◆ **Written request**: From the listing below, extract each line containing the string "page".

START

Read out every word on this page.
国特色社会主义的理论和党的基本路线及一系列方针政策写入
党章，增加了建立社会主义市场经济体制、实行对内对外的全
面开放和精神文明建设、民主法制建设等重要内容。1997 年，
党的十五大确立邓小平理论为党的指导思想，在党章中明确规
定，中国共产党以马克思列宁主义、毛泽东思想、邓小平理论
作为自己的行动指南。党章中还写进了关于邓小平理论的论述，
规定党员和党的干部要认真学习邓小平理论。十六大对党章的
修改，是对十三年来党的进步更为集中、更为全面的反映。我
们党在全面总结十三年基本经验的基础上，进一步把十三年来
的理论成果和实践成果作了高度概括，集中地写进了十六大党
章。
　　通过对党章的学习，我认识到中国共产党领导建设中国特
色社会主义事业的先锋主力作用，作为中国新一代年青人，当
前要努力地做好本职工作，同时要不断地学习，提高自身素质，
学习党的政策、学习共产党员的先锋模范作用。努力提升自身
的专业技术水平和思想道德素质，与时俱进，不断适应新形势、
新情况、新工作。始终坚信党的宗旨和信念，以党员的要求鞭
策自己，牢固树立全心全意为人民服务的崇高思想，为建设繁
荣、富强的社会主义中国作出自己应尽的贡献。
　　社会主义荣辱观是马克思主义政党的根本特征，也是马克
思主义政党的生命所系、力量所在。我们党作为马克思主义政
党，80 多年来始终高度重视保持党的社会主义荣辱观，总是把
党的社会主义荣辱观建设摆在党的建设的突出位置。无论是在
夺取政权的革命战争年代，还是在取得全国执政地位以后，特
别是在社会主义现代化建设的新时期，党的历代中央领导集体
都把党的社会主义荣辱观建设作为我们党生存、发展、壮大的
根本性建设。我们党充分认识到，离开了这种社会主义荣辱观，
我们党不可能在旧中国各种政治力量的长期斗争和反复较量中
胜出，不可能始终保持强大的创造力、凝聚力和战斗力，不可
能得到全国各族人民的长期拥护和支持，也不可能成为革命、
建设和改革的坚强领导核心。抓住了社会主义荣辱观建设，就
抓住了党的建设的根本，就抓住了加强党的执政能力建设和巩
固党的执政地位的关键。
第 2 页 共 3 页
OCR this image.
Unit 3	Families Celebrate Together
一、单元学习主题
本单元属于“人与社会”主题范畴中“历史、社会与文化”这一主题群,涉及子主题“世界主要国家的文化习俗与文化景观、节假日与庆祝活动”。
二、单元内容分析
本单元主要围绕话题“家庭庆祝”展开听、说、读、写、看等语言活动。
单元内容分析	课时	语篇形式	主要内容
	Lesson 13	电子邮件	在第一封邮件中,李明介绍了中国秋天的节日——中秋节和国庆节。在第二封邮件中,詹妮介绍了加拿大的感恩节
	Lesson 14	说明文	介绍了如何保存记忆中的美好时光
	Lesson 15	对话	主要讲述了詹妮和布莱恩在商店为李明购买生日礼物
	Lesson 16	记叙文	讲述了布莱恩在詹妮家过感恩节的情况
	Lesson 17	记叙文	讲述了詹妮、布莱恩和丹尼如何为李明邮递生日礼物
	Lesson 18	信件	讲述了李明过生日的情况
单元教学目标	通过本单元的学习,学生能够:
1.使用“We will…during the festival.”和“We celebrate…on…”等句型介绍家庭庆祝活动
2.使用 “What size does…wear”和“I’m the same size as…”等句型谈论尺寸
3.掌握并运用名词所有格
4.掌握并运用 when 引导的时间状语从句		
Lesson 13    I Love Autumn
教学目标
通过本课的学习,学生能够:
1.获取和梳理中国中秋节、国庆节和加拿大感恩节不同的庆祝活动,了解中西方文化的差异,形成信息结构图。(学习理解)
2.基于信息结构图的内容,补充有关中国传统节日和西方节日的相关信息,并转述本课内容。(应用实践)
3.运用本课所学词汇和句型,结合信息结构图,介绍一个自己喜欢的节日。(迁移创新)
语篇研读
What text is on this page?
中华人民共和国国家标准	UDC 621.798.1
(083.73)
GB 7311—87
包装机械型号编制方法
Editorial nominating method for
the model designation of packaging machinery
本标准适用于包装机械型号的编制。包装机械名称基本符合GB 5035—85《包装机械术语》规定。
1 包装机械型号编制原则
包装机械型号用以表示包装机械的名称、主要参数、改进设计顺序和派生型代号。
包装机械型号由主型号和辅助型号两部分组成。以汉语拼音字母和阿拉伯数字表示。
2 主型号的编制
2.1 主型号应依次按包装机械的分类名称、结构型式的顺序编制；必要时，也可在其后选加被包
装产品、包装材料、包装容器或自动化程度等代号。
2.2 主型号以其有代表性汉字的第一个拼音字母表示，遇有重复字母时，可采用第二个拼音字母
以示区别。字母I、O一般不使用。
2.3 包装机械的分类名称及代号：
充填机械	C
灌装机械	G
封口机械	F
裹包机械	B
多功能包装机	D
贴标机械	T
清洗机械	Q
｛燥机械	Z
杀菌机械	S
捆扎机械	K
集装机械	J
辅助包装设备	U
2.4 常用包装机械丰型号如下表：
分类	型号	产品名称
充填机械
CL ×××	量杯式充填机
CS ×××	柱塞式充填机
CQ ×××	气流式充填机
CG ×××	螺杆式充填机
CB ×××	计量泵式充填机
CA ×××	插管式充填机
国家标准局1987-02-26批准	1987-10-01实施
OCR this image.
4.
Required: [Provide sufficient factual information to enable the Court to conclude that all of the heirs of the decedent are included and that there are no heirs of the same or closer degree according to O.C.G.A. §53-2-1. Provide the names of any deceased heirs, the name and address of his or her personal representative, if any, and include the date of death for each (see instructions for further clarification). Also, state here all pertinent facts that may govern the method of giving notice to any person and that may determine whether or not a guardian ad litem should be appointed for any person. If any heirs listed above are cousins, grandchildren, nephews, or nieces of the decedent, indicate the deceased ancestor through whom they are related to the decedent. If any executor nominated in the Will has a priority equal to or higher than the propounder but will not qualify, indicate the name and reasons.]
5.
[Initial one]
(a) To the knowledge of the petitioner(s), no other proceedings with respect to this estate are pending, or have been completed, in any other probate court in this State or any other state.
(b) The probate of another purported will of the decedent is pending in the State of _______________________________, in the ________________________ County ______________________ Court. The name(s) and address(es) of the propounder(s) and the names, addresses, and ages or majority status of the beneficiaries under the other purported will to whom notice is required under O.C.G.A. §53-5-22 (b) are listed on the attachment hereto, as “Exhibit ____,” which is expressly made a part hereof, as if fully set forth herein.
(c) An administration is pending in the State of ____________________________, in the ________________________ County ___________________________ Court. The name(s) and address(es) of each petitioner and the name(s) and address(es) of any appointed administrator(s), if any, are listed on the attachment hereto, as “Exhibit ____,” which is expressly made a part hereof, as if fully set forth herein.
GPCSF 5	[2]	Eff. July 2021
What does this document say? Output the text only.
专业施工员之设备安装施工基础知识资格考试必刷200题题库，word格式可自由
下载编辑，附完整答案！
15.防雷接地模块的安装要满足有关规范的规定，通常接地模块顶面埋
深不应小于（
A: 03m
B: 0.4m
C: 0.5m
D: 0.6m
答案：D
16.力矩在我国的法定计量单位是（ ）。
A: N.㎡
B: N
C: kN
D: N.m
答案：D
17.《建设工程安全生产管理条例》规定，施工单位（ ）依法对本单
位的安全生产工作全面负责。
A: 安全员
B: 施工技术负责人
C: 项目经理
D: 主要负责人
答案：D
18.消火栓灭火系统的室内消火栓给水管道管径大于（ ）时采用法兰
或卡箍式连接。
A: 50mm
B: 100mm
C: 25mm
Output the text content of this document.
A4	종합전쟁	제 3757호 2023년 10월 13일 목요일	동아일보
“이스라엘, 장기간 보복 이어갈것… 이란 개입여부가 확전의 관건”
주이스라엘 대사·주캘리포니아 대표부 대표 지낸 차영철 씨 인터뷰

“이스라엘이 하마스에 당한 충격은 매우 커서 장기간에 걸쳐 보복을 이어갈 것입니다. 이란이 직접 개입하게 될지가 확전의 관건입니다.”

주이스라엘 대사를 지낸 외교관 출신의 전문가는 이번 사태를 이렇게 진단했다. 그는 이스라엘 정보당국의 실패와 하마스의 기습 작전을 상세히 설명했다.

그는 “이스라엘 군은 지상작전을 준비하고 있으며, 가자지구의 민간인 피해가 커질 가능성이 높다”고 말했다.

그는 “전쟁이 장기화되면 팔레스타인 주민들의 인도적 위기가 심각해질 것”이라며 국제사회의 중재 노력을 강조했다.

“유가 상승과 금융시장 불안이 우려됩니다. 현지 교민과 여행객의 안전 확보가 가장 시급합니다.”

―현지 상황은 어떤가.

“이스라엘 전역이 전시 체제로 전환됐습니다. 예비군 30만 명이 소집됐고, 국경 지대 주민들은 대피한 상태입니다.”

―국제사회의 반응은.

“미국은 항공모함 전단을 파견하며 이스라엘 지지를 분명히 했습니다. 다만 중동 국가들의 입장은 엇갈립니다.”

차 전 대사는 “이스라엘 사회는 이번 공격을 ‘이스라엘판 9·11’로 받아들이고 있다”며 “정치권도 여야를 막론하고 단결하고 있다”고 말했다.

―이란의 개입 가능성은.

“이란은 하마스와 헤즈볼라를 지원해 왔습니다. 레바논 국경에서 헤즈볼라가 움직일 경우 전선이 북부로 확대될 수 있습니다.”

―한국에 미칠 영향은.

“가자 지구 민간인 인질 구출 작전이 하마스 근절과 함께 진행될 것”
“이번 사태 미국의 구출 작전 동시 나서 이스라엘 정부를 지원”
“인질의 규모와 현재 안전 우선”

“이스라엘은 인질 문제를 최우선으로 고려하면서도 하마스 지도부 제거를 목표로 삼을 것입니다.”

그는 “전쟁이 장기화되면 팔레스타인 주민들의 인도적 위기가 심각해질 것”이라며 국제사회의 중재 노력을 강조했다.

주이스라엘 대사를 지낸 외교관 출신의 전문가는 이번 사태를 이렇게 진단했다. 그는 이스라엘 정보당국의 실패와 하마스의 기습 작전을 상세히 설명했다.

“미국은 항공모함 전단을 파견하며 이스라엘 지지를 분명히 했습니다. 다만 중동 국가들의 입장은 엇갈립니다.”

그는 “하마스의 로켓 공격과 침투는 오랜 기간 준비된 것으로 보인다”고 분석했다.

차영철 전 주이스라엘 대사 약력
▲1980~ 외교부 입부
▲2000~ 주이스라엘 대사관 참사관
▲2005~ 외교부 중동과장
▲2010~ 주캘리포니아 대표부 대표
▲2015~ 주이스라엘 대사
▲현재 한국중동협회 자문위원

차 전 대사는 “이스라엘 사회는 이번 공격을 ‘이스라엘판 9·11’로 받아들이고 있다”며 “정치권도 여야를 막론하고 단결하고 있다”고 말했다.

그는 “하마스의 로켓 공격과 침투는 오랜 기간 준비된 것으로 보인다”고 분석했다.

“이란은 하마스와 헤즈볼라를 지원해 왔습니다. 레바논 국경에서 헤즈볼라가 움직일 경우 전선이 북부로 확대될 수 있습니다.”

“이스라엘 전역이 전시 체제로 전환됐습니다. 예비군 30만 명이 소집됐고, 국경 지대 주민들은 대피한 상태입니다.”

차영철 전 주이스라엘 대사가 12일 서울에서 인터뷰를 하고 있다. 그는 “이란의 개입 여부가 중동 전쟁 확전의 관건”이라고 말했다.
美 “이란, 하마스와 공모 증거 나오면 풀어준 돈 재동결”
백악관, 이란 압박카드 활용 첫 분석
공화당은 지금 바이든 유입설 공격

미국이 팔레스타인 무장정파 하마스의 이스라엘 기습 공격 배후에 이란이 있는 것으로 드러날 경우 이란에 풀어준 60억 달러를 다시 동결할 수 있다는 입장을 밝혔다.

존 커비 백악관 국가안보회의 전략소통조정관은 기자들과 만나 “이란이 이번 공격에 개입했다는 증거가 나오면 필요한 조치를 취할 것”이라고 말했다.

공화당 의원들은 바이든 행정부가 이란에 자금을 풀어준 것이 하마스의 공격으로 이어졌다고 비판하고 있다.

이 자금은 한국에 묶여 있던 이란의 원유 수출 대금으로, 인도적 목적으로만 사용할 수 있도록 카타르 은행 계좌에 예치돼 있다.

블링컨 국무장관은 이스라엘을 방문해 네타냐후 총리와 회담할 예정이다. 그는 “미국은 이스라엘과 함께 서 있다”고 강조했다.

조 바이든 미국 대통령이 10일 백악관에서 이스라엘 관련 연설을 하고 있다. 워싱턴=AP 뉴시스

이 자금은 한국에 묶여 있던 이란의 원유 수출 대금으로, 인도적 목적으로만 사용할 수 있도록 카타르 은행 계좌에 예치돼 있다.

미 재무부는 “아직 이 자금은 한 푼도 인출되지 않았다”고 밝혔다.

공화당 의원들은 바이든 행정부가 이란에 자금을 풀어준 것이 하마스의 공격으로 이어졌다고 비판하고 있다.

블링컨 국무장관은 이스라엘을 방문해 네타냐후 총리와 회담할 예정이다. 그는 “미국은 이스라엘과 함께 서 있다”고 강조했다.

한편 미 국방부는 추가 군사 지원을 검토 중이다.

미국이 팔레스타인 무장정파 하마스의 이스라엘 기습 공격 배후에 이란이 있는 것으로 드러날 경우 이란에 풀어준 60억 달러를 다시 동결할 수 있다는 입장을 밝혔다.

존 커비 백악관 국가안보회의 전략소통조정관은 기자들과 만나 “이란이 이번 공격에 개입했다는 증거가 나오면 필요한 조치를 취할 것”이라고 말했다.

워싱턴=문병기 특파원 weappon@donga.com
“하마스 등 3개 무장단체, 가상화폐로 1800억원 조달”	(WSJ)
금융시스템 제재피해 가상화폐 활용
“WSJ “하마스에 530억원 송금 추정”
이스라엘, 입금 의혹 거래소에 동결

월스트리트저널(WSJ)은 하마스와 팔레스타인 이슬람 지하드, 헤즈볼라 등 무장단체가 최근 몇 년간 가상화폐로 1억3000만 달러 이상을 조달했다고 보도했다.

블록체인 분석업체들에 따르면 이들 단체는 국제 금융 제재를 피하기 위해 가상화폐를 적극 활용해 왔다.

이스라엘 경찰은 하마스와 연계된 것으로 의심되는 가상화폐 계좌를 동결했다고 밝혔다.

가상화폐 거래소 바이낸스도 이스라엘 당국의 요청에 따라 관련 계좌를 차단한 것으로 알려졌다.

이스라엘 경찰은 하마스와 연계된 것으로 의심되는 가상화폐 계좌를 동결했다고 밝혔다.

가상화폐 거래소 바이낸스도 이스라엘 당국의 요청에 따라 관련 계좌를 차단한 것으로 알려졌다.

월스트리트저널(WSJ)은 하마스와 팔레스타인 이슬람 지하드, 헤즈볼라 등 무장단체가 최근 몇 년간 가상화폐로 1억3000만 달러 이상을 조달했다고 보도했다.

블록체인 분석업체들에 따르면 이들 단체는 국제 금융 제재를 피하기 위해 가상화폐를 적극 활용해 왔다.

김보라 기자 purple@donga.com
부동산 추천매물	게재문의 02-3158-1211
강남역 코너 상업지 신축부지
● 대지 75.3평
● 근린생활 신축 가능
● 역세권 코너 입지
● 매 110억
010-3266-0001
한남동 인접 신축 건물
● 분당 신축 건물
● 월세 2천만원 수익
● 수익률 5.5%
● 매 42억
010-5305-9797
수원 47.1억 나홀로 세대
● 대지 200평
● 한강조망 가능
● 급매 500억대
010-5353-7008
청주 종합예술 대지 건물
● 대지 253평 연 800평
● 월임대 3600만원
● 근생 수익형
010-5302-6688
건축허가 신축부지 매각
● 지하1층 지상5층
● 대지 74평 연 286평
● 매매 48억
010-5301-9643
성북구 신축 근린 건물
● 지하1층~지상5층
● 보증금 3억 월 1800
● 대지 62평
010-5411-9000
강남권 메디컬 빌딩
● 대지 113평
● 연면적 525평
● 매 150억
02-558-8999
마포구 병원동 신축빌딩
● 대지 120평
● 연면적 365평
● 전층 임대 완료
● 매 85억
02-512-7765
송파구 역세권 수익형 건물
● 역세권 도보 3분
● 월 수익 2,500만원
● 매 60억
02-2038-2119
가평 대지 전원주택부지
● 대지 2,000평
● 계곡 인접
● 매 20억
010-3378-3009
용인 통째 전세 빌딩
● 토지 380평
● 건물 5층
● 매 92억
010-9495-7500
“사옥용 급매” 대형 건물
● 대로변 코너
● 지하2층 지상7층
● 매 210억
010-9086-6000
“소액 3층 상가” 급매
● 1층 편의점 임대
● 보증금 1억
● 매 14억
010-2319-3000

END

◆ **Final result**:
Read out every word on this page.
What text is on this page?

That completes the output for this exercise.